[Structured figure records]
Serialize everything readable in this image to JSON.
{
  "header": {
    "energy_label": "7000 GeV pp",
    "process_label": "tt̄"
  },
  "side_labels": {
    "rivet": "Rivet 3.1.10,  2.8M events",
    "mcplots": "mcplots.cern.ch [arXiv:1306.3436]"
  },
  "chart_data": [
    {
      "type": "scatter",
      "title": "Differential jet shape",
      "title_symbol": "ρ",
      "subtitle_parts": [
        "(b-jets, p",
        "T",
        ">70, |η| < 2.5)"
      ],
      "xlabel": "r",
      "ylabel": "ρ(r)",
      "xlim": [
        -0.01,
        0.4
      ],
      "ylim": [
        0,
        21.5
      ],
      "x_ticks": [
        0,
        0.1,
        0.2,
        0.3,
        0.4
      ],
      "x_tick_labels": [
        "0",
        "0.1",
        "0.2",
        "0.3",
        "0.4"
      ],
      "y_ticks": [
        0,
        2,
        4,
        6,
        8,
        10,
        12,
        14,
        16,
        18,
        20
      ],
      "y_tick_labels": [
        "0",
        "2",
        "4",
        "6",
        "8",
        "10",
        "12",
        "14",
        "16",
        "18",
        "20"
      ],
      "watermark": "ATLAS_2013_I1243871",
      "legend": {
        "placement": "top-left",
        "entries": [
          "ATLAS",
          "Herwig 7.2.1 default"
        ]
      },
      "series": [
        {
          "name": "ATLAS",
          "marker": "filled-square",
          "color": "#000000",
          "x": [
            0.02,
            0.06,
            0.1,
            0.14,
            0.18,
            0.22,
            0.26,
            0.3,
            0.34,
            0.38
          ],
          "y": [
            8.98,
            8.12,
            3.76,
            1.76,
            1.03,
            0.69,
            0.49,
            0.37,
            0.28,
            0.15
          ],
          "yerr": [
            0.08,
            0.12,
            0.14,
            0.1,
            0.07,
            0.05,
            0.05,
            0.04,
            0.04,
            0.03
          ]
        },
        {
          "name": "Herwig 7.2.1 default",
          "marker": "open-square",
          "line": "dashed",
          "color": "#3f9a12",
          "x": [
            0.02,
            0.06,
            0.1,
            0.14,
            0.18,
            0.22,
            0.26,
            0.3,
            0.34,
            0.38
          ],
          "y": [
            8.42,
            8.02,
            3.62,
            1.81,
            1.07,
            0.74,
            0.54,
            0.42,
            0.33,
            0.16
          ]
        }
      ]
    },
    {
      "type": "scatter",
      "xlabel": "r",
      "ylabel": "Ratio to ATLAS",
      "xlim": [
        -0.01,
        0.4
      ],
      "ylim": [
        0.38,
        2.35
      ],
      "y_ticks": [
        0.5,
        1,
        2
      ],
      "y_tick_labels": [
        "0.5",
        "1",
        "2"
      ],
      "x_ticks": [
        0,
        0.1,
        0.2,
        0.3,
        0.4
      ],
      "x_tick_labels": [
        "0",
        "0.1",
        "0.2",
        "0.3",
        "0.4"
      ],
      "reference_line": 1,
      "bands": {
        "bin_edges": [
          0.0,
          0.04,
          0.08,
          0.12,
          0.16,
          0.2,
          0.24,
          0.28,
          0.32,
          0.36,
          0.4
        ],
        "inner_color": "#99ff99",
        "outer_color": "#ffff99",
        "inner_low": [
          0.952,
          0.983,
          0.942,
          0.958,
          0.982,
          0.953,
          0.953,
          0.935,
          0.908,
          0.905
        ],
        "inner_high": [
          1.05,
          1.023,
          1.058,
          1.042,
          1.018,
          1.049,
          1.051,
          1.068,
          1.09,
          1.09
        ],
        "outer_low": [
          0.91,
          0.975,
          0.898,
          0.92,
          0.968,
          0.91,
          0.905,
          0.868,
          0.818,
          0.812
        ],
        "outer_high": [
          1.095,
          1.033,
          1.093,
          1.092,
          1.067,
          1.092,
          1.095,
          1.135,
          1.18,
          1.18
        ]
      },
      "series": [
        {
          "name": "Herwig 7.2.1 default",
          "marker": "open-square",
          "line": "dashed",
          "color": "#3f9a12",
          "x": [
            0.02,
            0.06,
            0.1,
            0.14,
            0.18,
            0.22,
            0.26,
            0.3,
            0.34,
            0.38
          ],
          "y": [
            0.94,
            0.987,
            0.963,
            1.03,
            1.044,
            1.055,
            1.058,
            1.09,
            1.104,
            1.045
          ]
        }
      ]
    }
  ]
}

### EXERCISE AIM
Give back the whole listing exactly as it reads.

### THE OUTPUT
Serialize everything readable in this image to JSON.
{
  "header": {
    "energy_label": "7000 GeV pp",
    "process_label": "tt̄"
  },
  "side_labels": {
    "rivet": "Rivet 3.1.10,  2.8M events",
    "mcplots": "mcplots.cern.ch [arXiv:1306.3436]"
  },
  "chart_data": [
    {
      "type": "scatter",
      "title": "Differential jet shape",
      "title_symbol": "ρ",
      "subtitle_parts": [
        "(b-jets, p",
        "T",
        ">70, |η| < 2.5)"
      ],
      "xlabel": "r",
      "ylabel": "ρ(r)",
      "xlim": [
        -0.01,
        0.4
      ],
      "ylim": [
        0,
        21.5
      ],
      "x_ticks": [
        0,
        0.1,
        0.2,
        0.3,
        0.4
      ],
      "x_tick_labels": [
        "0",
        "0.1",
        "0.2",
        "0.3",
        "0.4"
      ],
      "y_ticks": [
        0,
        2,
        4,
        6,
        8,
        10,
        12,
        14,
        16,
        18,
        20
      ],
      "y_tick_labels": [
        "0",
        "2",
        "4",
        "6",
        "8",
        "10",
        "12",
        "14",
        "16",
        "18",
        "20"
      ],
      "watermark": "ATLAS_2013_I1243871",
      "legend": {
        "placement": "top-left",
        "entries": [
          "ATLAS",
          "Herwig 7.2.1 default"
        ]
      },
      "series": [
        {
          "name": "ATLAS",
          "marker": "filled-square",
          "color": "#000000",
          "x": [
            0.02,
            0.06,
            0.1,
            0.14,
            0.18,
            0.22,
            0.26,
            0.3,
            0.34,
            0.38
          ],
          "y": [
            8.98,
            8.12,
            3.76,
            1.76,
            1.03,
            0.69,
            0.49,
            0.37,
            0.28,
            0.15
          ],
          "yerr": [
            0.08,
            0.12,
            0.14,
            0.1,
            0.07,
            0.05,
            0.05,
            0.04,
            0.04,
            0.03
          ]
        },
        {
          "name": "Herwig 7.2.1 default",
          "marker": "open-square",
          "line": "dashed",
          "color": "#3f9a12",
          "x": [
            0.02,
            0.06,
            0.1,
            0.14,
            0.18,
            0.22,
            0.26,
            0.3,
            0.34,
            0.38
          ],
          "y": [
            8.42,
            8.02,
            3.62,
            1.81,
            1.07,
            0.74,
            0.54,
            0.42,
            0.33,
            0.16
          ]
        }
      ]
    },
    {
      "type": "scatter",
      "xlabel": "r",
      "ylabel": "Ratio to ATLAS",
      "xlim": [
        -0.01,
        0.4
      ],
      "ylim": [
        0.38,
        2.35
      ],
      "y_ticks": [
        0.5,
        1,
        2
      ],
      "y_tick_labels": [
        "0.5",
        "1",
        "2"
      ],
      "x_ticks": [
        0,
        0.1,
        0.2,
        0.3,
        0.4
      ],
      "x_tick_labels": [
        "0",
        "0.1",
        "0.2",
        "0.3",
        "0.4"
      ],
      "reference_line": 1,
      "bands": {
        "bin_edges": [
          0.0,
          0.04,
          0.08,
          0.12,
          0.16,
          0.2,
          0.24,
          0.28,
          0.32,
          0.36,
          0.4
        ],
        "inner_color": "#99ff99",
        "outer_color": "#ffff99",
        "inner_low": [
          0.952,
          0.983,
          0.942,
          0.958,
          0.982,
          0.953,
          0.953,
          0.935,
          0.908,
          0.905
        ],
        "inner_high": [
          1.05,
          1.023,
          1.058,
          1.042,
          1.018,
          1.049,
          1.051,
          1.068,
          1.09,
          1.09
        ],
        "outer_low": [
          0.91,
          0.975,
          0.898,
          0.92,
          0.968,
          0.91,
          0.905,
          0.868,
          0.818,
          0.812
        ],
        "outer_high": [
          1.095,
          1.033,
          1.093,
          1.092,
          1.067,
          1.092,
          1.095,
          1.135,
          1.18,
          1.18
        ]
      },
      "series": [
        {
          "name": "Herwig 7.2.1 default",
          "marker": "open-square",
          "line": "dashed",
          "color": "#3f9a12",
          "x": [
            0.02,
            0.06,
            0.1,
            0.14,
            0.18,
            0.22,
            0.26,
            0.3,
            0.34,
            0.38
          ],
          "y": [
            0.94,
            0.987,
            0.963,
            1.03,
            1.044,
            1.055,
            1.058,
            1.09,
            1.104,
            1.045
          ]
        }
      ]
    }
  ]
}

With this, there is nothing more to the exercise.